> **Aim of the task**
Go through the entries below and copy each line containing the word "smoothed".

> **Data to use**

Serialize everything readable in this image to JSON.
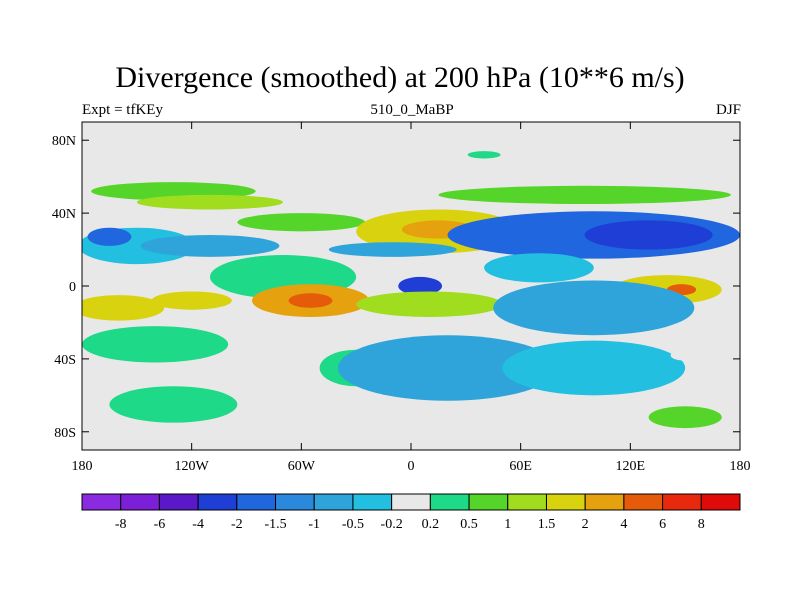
{
  "title": "Divergence (smoothed) at 200 hPa (10**6 m/s)",
  "subtitle_left": "Expt = tfKEy",
  "subtitle_center": "510_0_MaBP",
  "subtitle_right": "DJF",
  "chart_data": {
    "type": "heatmap",
    "title": "Divergence (smoothed) at 200 hPa (10**6 m/s)",
    "xlim": [
      -180,
      180
    ],
    "ylim": [
      -90,
      90
    ],
    "x_ticks": [
      {
        "value": -180,
        "label": "180"
      },
      {
        "value": -120,
        "label": "120W"
      },
      {
        "value": -60,
        "label": "60W"
      },
      {
        "value": 0,
        "label": "0"
      },
      {
        "value": 60,
        "label": "60E"
      },
      {
        "value": 120,
        "label": "120E"
      },
      {
        "value": 180,
        "label": "180"
      }
    ],
    "y_ticks": [
      {
        "value": 80,
        "label": "80N"
      },
      {
        "value": 40,
        "label": "40N"
      },
      {
        "value": 0,
        "label": "0"
      },
      {
        "value": -40,
        "label": "40S"
      },
      {
        "value": -80,
        "label": "80S"
      }
    ],
    "colorbar": {
      "colors": [
        "#8a2be2",
        "#7b1fd8",
        "#5a18c8",
        "#1e3ed6",
        "#1f66df",
        "#2b89dd",
        "#2ea4db",
        "#22bfe0",
        "#e8e8e8",
        "#1ed987",
        "#55d52a",
        "#a0dd1e",
        "#d9d20e",
        "#e6a10e",
        "#e55b0a",
        "#e8290d",
        "#e00a0a"
      ],
      "labels": [
        "-8",
        "-6",
        "-4",
        "-2",
        "-1.5",
        "-1",
        "-0.5",
        "-0.2",
        "0.2",
        "0.5",
        "1",
        "1.5",
        "2",
        "4",
        "6",
        "8"
      ]
    },
    "regions": [
      {
        "lon": -130,
        "lat": 52,
        "rlon": 45,
        "rlat": 5,
        "level": 10
      },
      {
        "lon": -110,
        "lat": 46,
        "rlon": 40,
        "rlat": 4,
        "level": 11
      },
      {
        "lon": -150,
        "lat": 22,
        "rlon": 32,
        "rlat": 10,
        "level": 7
      },
      {
        "lon": -165,
        "lat": 27,
        "rlon": 12,
        "rlat": 5,
        "level": 4
      },
      {
        "lon": -110,
        "lat": 22,
        "rlon": 38,
        "rlat": 6,
        "level": 6
      },
      {
        "lon": -60,
        "lat": 35,
        "rlon": 35,
        "rlat": 5,
        "level": 10
      },
      {
        "lon": 15,
        "lat": 30,
        "rlon": 45,
        "rlat": 12,
        "level": 12
      },
      {
        "lon": 15,
        "lat": 31,
        "rlon": 20,
        "rlat": 5,
        "level": 13
      },
      {
        "lon": -10,
        "lat": 20,
        "rlon": 35,
        "rlat": 4,
        "level": 6
      },
      {
        "lon": 100,
        "lat": 28,
        "rlon": 80,
        "rlat": 13,
        "level": 4
      },
      {
        "lon": 130,
        "lat": 28,
        "rlon": 35,
        "rlat": 8,
        "level": 3
      },
      {
        "lon": 95,
        "lat": 50,
        "rlon": 80,
        "rlat": 5,
        "level": 10
      },
      {
        "lon": 40,
        "lat": 72,
        "rlon": 9,
        "rlat": 2,
        "level": 9
      },
      {
        "lon": -70,
        "lat": 5,
        "rlon": 40,
        "rlat": 12,
        "level": 9
      },
      {
        "lon": -55,
        "lat": -8,
        "rlon": 32,
        "rlat": 9,
        "level": 13
      },
      {
        "lon": -55,
        "lat": -8,
        "rlon": 12,
        "rlat": 4,
        "level": 14
      },
      {
        "lon": -160,
        "lat": -12,
        "rlon": 25,
        "rlat": 7,
        "level": 12
      },
      {
        "lon": -120,
        "lat": -8,
        "rlon": 22,
        "rlat": 5,
        "level": 12
      },
      {
        "lon": 5,
        "lat": 0,
        "rlon": 12,
        "rlat": 5,
        "level": 3
      },
      {
        "lon": 10,
        "lat": -10,
        "rlon": 40,
        "rlat": 7,
        "level": 11
      },
      {
        "lon": 140,
        "lat": -2,
        "rlon": 30,
        "rlat": 8,
        "level": 12
      },
      {
        "lon": 148,
        "lat": -2,
        "rlon": 8,
        "rlat": 3,
        "level": 14
      },
      {
        "lon": 100,
        "lat": -12,
        "rlon": 55,
        "rlat": 15,
        "level": 6
      },
      {
        "lon": 70,
        "lat": 10,
        "rlon": 30,
        "rlat": 8,
        "level": 7
      },
      {
        "lon": -140,
        "lat": -32,
        "rlon": 40,
        "rlat": 10,
        "level": 9
      },
      {
        "lon": -30,
        "lat": -45,
        "rlon": 20,
        "rlat": 10,
        "level": 9
      },
      {
        "lon": 20,
        "lat": -45,
        "rlon": 60,
        "rlat": 18,
        "level": 6
      },
      {
        "lon": 100,
        "lat": -45,
        "rlon": 50,
        "rlat": 15,
        "level": 7
      },
      {
        "lon": 150,
        "lat": -38,
        "rlon": 8,
        "rlat": 3,
        "level": 8
      },
      {
        "lon": -130,
        "lat": -65,
        "rlon": 35,
        "rlat": 10,
        "level": 9
      },
      {
        "lon": 150,
        "lat": -72,
        "rlon": 20,
        "rlat": 6,
        "level": 10
      }
    ]
  }
}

> **Result of this exercise**
  "title": "Divergence (smoothed) at 200 hPa (10**6 m/s)",
    "title": "Divergence (smoothed) at 200 hPa (10**6 m/s)",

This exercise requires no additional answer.